> EXERCISE DETAILS: Give every line below again, exactly.

> RECORDS FOR THIS EXERCISE:

-- Start --

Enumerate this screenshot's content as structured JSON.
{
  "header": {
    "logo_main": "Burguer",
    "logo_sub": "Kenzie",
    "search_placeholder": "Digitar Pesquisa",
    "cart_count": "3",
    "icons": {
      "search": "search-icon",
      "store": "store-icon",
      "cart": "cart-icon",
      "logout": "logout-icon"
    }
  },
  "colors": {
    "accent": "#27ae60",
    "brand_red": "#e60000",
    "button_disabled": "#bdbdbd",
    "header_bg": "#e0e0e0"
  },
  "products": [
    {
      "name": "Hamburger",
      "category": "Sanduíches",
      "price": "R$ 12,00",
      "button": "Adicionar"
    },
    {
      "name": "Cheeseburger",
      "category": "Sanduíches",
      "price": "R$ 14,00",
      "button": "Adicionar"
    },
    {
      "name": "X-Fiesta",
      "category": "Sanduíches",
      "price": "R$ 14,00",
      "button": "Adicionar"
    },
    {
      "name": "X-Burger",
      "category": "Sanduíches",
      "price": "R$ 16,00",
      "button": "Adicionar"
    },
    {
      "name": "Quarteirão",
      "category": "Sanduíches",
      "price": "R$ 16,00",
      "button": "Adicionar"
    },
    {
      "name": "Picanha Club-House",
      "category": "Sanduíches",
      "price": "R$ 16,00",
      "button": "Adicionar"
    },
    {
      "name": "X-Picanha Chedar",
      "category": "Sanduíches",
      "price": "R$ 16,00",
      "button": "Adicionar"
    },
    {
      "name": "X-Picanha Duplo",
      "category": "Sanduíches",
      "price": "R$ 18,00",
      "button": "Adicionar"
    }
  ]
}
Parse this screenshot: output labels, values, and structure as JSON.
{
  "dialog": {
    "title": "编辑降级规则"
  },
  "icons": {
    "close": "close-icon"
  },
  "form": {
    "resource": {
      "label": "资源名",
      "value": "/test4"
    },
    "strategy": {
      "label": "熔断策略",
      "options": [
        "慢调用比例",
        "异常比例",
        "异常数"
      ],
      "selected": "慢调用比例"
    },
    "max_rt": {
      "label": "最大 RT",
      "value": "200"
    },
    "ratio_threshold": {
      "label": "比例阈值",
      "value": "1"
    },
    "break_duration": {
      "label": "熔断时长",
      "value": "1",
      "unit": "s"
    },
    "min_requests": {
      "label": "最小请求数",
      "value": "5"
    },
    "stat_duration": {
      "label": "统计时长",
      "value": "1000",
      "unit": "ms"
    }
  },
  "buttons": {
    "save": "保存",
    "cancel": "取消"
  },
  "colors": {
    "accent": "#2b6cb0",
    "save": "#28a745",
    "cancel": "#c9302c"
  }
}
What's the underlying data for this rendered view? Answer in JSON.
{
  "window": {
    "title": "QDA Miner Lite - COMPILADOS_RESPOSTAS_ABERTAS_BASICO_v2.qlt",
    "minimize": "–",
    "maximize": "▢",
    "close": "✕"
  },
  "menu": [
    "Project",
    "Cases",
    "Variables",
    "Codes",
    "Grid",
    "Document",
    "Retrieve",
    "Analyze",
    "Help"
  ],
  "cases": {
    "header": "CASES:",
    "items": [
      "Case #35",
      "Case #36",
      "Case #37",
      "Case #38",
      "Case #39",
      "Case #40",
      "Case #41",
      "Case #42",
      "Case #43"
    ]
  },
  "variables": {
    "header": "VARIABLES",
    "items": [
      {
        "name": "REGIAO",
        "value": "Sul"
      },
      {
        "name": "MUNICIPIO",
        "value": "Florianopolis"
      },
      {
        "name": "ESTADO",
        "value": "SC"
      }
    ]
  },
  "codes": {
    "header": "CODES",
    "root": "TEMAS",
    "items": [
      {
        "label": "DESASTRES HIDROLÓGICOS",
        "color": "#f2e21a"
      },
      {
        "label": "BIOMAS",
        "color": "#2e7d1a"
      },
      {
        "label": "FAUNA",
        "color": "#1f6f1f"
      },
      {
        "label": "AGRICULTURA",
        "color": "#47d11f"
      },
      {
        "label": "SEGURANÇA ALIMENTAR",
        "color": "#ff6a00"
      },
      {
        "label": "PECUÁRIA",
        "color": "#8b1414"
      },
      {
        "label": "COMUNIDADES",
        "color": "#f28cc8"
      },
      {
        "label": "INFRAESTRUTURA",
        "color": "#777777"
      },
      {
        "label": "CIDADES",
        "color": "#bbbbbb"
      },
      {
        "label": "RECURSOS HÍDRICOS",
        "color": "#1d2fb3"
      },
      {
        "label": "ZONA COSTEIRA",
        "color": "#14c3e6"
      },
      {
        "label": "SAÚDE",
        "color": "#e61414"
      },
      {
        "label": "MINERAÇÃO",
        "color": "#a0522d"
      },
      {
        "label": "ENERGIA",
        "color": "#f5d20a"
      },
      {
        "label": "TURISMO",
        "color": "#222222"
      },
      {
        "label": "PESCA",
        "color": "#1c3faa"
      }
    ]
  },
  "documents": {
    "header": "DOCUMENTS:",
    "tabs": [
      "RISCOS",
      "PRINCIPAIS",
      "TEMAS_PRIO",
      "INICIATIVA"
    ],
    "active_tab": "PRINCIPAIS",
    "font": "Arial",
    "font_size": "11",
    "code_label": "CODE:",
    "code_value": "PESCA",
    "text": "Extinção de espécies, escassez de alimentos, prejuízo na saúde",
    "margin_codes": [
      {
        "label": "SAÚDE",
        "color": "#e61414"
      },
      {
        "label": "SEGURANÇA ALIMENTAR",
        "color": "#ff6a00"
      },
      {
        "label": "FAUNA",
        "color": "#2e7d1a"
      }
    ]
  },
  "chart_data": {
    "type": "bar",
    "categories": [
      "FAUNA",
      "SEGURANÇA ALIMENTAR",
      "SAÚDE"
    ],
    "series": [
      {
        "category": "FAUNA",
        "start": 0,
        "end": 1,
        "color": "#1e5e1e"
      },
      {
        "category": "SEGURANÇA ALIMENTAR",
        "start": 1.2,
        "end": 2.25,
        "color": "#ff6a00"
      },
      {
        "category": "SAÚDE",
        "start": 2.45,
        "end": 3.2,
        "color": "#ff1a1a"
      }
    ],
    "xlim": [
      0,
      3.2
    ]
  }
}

-- End --

> SOLUTION TO THIS TASK:
Enumerate this screenshot's content as structured JSON.
{
  "header": {
    "logo_main": "Burguer",
    "logo_sub": "Kenzie",
    "search_placeholder": "Digitar Pesquisa",
    "cart_count": "3",
    "icons": {
      "search": "search-icon",
      "store": "store-icon",
      "cart": "cart-icon",
      "logout": "logout-icon"
    }
  },
  "colors": {
    "accent": "#27ae60",
    "brand_red": "#e60000",
    "button_disabled": "#bdbdbd",
    "header_bg": "#e0e0e0"
  },
  "products": [
    {
      "name": "Hamburger",
      "category": "Sanduíches",
      "price": "R$ 12,00",
      "button": "Adicionar"
    },
    {
      "name": "Cheeseburger",
      "category": "Sanduíches",
      "price": "R$ 14,00",
      "button": "Adicionar"
    },
    {
      "name": "X-Fiesta",
      "category": "Sanduíches",
      "price": "R$ 14,00",
      "button": "Adicionar"
    },
    {
      "name": "X-Burger",
      "category": "Sanduíches",
      "price": "R$ 16,00",
      "button": "Adicionar"
    },
    {
      "name": "Quarteirão",
      "category": "Sanduíches",
      "price": "R$ 16,00",
      "button": "Adicionar"
    },
    {
      "name": "Picanha Club-House",
      "category": "Sanduíches",
      "price": "R$ 16,00",
      "button": "Adicionar"
    },
    {
      "name": "X-Picanha Chedar",
      "category": "Sanduíches",
      "price": "R$ 16,00",
      "button": "Adicionar"
    },
    {
      "name": "X-Picanha Duplo",
      "category": "Sanduíches",
      "price": "R$ 18,00",
      "button": "Adicionar"
    }
  ]
}
Parse this screenshot: output labels, values, and structure as JSON.
{
  "dialog": {
    "title": "编辑降级规则"
  },
  "icons": {
    "close": "close-icon"
  },
  "form": {
    "resource": {
      "label": "资源名",
      "value": "/test4"
    },
    "strategy": {
      "label": "熔断策略",
      "options": [
        "慢调用比例",
        "异常比例",
        "异常数"
      ],
      "selected": "慢调用比例"
    },
    "max_rt": {
      "label": "最大 RT",
      "value": "200"
    },
    "ratio_threshold": {
      "label": "比例阈值",
      "value": "1"
    },
    "break_duration": {
      "label": "熔断时长",
      "value": "1",
      "unit": "s"
    },
    "min_requests": {
      "label": "最小请求数",
      "value": "5"
    },
    "stat_duration": {
      "label": "统计时长",
      "value": "1000",
      "unit": "ms"
    }
  },
  "buttons": {
    "save": "保存",
    "cancel": "取消"
  },
  "colors": {
    "accent": "#2b6cb0",
    "save": "#28a745",
    "cancel": "#c9302c"
  }
}
What's the underlying data for this rendered view? Answer in JSON.
{
  "window": {
    "title": "QDA Miner Lite - COMPILADOS_RESPOSTAS_ABERTAS_BASICO_v2.qlt",
    "minimize": "–",
    "maximize": "▢",
    "close": "✕"
  },
  "menu": [
    "Project",
    "Cases",
    "Variables",
    "Codes",
    "Grid",
    "Document",
    "Retrieve",
    "Analyze",
    "Help"
  ],
  "cases": {
    "header": "CASES:",
    "items": [
      "Case #35",
      "Case #36",
      "Case #37",
      "Case #38",
      "Case #39",
      "Case #40",
      "Case #41",
      "Case #42",
      "Case #43"
    ]
  },
  "variables": {
    "header": "VARIABLES",
    "items": [
      {
        "name": "REGIAO",
        "value": "Sul"
      },
      {
        "name": "MUNICIPIO",
        "value": "Florianopolis"
      },
      {
        "name": "ESTADO",
        "value": "SC"
      }
    ]
  },
  "codes": {
    "header": "CODES",
    "root": "TEMAS",
    "items": [
      {
        "label": "DESASTRES HIDROLÓGICOS",
        "color": "#f2e21a"
      },
      {
        "label": "BIOMAS",
        "color": "#2e7d1a"
      },
      {
        "label": "FAUNA",
        "color": "#1f6f1f"
      },
      {
        "label": "AGRICULTURA",
        "color": "#47d11f"
      },
      {
        "label": "SEGURANÇA ALIMENTAR",
        "color": "#ff6a00"
      },
      {
        "label": "PECUÁRIA",
        "color": "#8b1414"
      },
      {
        "label": "COMUNIDADES",
        "color": "#f28cc8"
      },
      {
        "label": "INFRAESTRUTURA",
        "color": "#777777"
      },
      {
        "label": "CIDADES",
        "color": "#bbbbbb"
      },
      {
        "label": "RECURSOS HÍDRICOS",
        "color": "#1d2fb3"
      },
      {
        "label": "ZONA COSTEIRA",
        "color": "#14c3e6"
      },
      {
        "label": "SAÚDE",
        "color": "#e61414"
      },
      {
        "label": "MINERAÇÃO",
        "color": "#a0522d"
      },
      {
        "label": "ENERGIA",
        "color": "#f5d20a"
      },
      {
        "label": "TURISMO",
        "color": "#222222"
      },
      {
        "label": "PESCA",
        "color": "#1c3faa"
      }
    ]
  },
  "documents": {
    "header": "DOCUMENTS:",
    "tabs": [
      "RISCOS",
      "PRINCIPAIS",
      "TEMAS_PRIO",
      "INICIATIVA"
    ],
    "active_tab": "PRINCIPAIS",
    "font": "Arial",
    "font_size": "11",
    "code_label": "CODE:",
    "code_value": "PESCA",
    "text": "Extinção de espécies, escassez de alimentos, prejuízo na saúde",
    "margin_codes": [
      {
        "label": "SAÚDE",
        "color": "#e61414"
      },
      {
        "label": "SEGURANÇA ALIMENTAR",
        "color": "#ff6a00"
      },
      {
        "label": "FAUNA",
        "color": "#2e7d1a"
      }
    ]
  },
  "chart_data": {
    "type": "bar",
    "categories": [
      "FAUNA",
      "SEGURANÇA ALIMENTAR",
      "SAÚDE"
    ],
    "series": [
      {
        "category": "FAUNA",
        "start": 0,
        "end": 1,
        "color": "#1e5e1e"
      },
      {
        "category": "SEGURANÇA ALIMENTAR",
        "start": 1.2,
        "end": 2.25,
        "color": "#ff6a00"
      },
      {
        "category": "SAÚDE",
        "start": 2.45,
        "end": 3.2,
        "color": "#ff1a1a"
      }
    ],
    "xlim": [
      0,
      3.2
    ]
  }
}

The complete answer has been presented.